INSTRUCTIONS FOR THE TASK:
Collect all lines from the records below that include the word "direction".

SUPPLIED DATA:
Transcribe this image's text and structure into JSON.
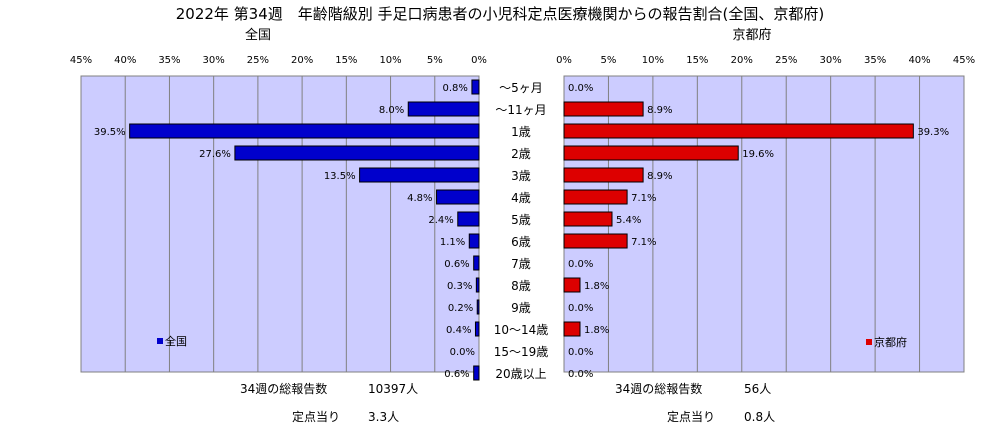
{
  "title": "2022年 第34週　年齢階級別 手足口病患者の小児科定点医療機関からの報告割合(全国、京都府)",
  "colors": {
    "national": "#0000cc",
    "kyoto": "#dd0000",
    "plot_bg": "#ccccff",
    "grid": "#808080"
  },
  "chart_data": [
    {
      "type": "bar",
      "orientation": "horizontal",
      "direction": "right-to-left",
      "subtitle": "全国",
      "categories": [
        "～5ヶ月",
        "～11ヶ月",
        "1歳",
        "2歳",
        "3歳",
        "4歳",
        "5歳",
        "6歳",
        "7歳",
        "8歳",
        "9歳",
        "10～14歳",
        "15～19歳",
        "20歳以上"
      ],
      "series": [
        {
          "name": "全国",
          "values": [
            0.8,
            8.0,
            39.5,
            27.6,
            13.5,
            4.8,
            2.4,
            1.1,
            0.6,
            0.3,
            0.2,
            0.4,
            0.0,
            0.6
          ],
          "value_labels": [
            "0.8%",
            "8.0%",
            "39.5%",
            "27.6%",
            "13.5%",
            "4.8%",
            "2.4%",
            "1.1%",
            "0.6%",
            "0.3%",
            "0.2%",
            "0.4%",
            "0.0%",
            "0.6%"
          ]
        }
      ],
      "xlim": [
        0,
        45
      ],
      "xticks": [
        "45%",
        "40%",
        "35%",
        "30%",
        "25%",
        "20%",
        "15%",
        "10%",
        "5%",
        "0%"
      ],
      "grid": true,
      "legend": "bottom-left",
      "total_label": "34週の総報告数",
      "total_value": "10397人",
      "per_site_label": "定点当り",
      "per_site_value": "3.3人"
    },
    {
      "type": "bar",
      "orientation": "horizontal",
      "direction": "left-to-right",
      "subtitle": "京都府",
      "categories": [
        "～5ヶ月",
        "～11ヶ月",
        "1歳",
        "2歳",
        "3歳",
        "4歳",
        "5歳",
        "6歳",
        "7歳",
        "8歳",
        "9歳",
        "10～14歳",
        "15～19歳",
        "20歳以上"
      ],
      "series": [
        {
          "name": "京都府",
          "values": [
            0.0,
            8.9,
            39.3,
            19.6,
            8.9,
            7.1,
            5.4,
            7.1,
            0.0,
            1.8,
            0.0,
            1.8,
            0.0,
            0.0
          ],
          "value_labels": [
            "0.0%",
            "8.9%",
            "39.3%",
            "19.6%",
            "8.9%",
            "7.1%",
            "5.4%",
            "7.1%",
            "0.0%",
            "1.8%",
            "0.0%",
            "1.8%",
            "0.0%",
            "0.0%"
          ]
        }
      ],
      "xlim": [
        0,
        45
      ],
      "xticks": [
        "0%",
        "5%",
        "10%",
        "15%",
        "20%",
        "25%",
        "30%",
        "35%",
        "40%",
        "45%"
      ],
      "grid": true,
      "legend": "bottom-right",
      "total_label": "34週の総報告数",
      "total_value": "56人",
      "per_site_label": "定点当り",
      "per_site_value": "0.8人"
    }
  ]
}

WRITTEN RESPONSE:
      "direction": "right-to-left",
      "direction": "left-to-right",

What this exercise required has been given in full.